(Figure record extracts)
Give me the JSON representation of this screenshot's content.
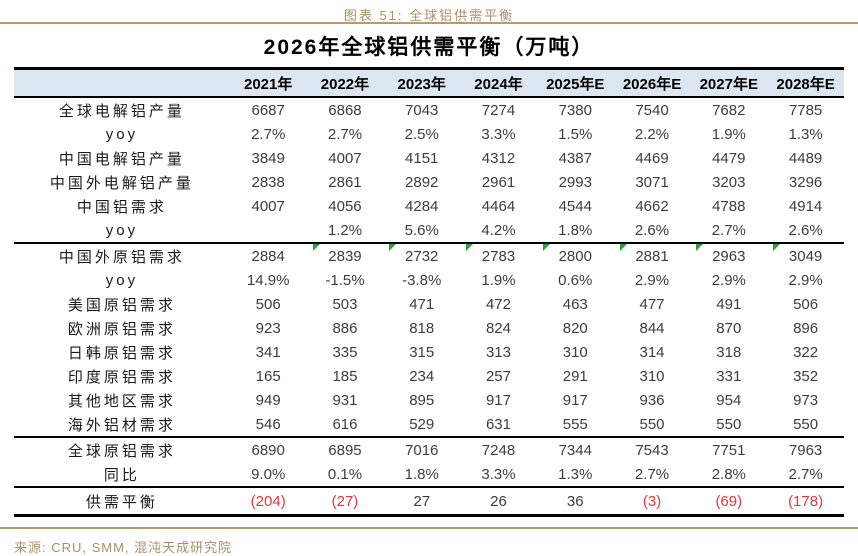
{
  "caption": "图表 51: 全球铝供需平衡",
  "title": "2026年全球铝供需平衡（万吨）",
  "source": "来源: CRU, SMM, 混沌天成研究院",
  "colors": {
    "accent_gold": "#b49a6d",
    "header_bg": "#dce6f1",
    "negative_red": "#e8363c",
    "comment_marker_green": "#2f9e44",
    "border_black": "#000000"
  },
  "chart_data": {
    "type": "table",
    "title": "2026年全球铝供需平衡（万吨）",
    "columns": [
      "2021年",
      "2022年",
      "2023年",
      "2024年",
      "2025年E",
      "2026年E",
      "2027年E",
      "2028年E"
    ],
    "rows": [
      {
        "label": "全球电解铝产量",
        "values": [
          "6687",
          "6868",
          "7043",
          "7274",
          "7380",
          "7540",
          "7682",
          "7785"
        ]
      },
      {
        "label": "yoy",
        "values": [
          "2.7%",
          "2.7%",
          "2.5%",
          "3.3%",
          "1.5%",
          "2.2%",
          "1.9%",
          "1.3%"
        ]
      },
      {
        "label": "中国电解铝产量",
        "values": [
          "3849",
          "4007",
          "4151",
          "4312",
          "4387",
          "4469",
          "4479",
          "4489"
        ]
      },
      {
        "label": "中国外电解铝产量",
        "values": [
          "2838",
          "2861",
          "2892",
          "2961",
          "2993",
          "3071",
          "3203",
          "3296"
        ]
      },
      {
        "label": "中国铝需求",
        "values": [
          "4007",
          "4056",
          "4284",
          "4464",
          "4544",
          "4662",
          "4788",
          "4914"
        ]
      },
      {
        "label": "yoy",
        "values": [
          "",
          "1.2%",
          "5.6%",
          "4.2%",
          "1.8%",
          "2.6%",
          "2.7%",
          "2.6%"
        ]
      },
      {
        "label": "中国外原铝需求",
        "section_start": true,
        "values": [
          "2884",
          "2839",
          "2732",
          "2783",
          "2800",
          "2881",
          "2963",
          "3049"
        ],
        "comment_markers": [
          false,
          true,
          true,
          true,
          true,
          true,
          true,
          true
        ]
      },
      {
        "label": "yoy",
        "values": [
          "14.9%",
          "-1.5%",
          "-3.8%",
          "1.9%",
          "0.6%",
          "2.9%",
          "2.9%",
          "2.9%"
        ]
      },
      {
        "label": "美国原铝需求",
        "values": [
          "506",
          "503",
          "471",
          "472",
          "463",
          "477",
          "491",
          "506"
        ]
      },
      {
        "label": "欧洲原铝需求",
        "values": [
          "923",
          "886",
          "818",
          "824",
          "820",
          "844",
          "870",
          "896"
        ]
      },
      {
        "label": "日韩原铝需求",
        "values": [
          "341",
          "335",
          "315",
          "313",
          "310",
          "314",
          "318",
          "322"
        ]
      },
      {
        "label": "印度原铝需求",
        "values": [
          "165",
          "185",
          "234",
          "257",
          "291",
          "310",
          "331",
          "352"
        ]
      },
      {
        "label": "其他地区需求",
        "values": [
          "949",
          "931",
          "895",
          "917",
          "917",
          "936",
          "954",
          "973"
        ]
      },
      {
        "label": "海外铝材需求",
        "values": [
          "546",
          "616",
          "529",
          "631",
          "555",
          "550",
          "550",
          "550"
        ]
      },
      {
        "label": "全球原铝需求",
        "section_start": true,
        "values": [
          "6890",
          "6895",
          "7016",
          "7248",
          "7344",
          "7543",
          "7751",
          "7963"
        ]
      },
      {
        "label": "同比",
        "values": [
          "9.0%",
          "0.1%",
          "1.8%",
          "3.3%",
          "1.3%",
          "2.7%",
          "2.8%",
          "2.7%"
        ]
      },
      {
        "label": "供需平衡",
        "section_start": true,
        "balance": true,
        "values": [
          "(204)",
          "(27)",
          "27",
          "26",
          "36",
          "(3)",
          "(69)",
          "(178)"
        ],
        "negative": [
          true,
          true,
          false,
          false,
          false,
          true,
          true,
          true
        ]
      }
    ]
  }
}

What you will do >> Show each line holding the word "title".

Final answer >>
  "title": "2026年全球铝供需平衡（万吨）",
    "title": "2026年全球铝供需平衡（万吨）",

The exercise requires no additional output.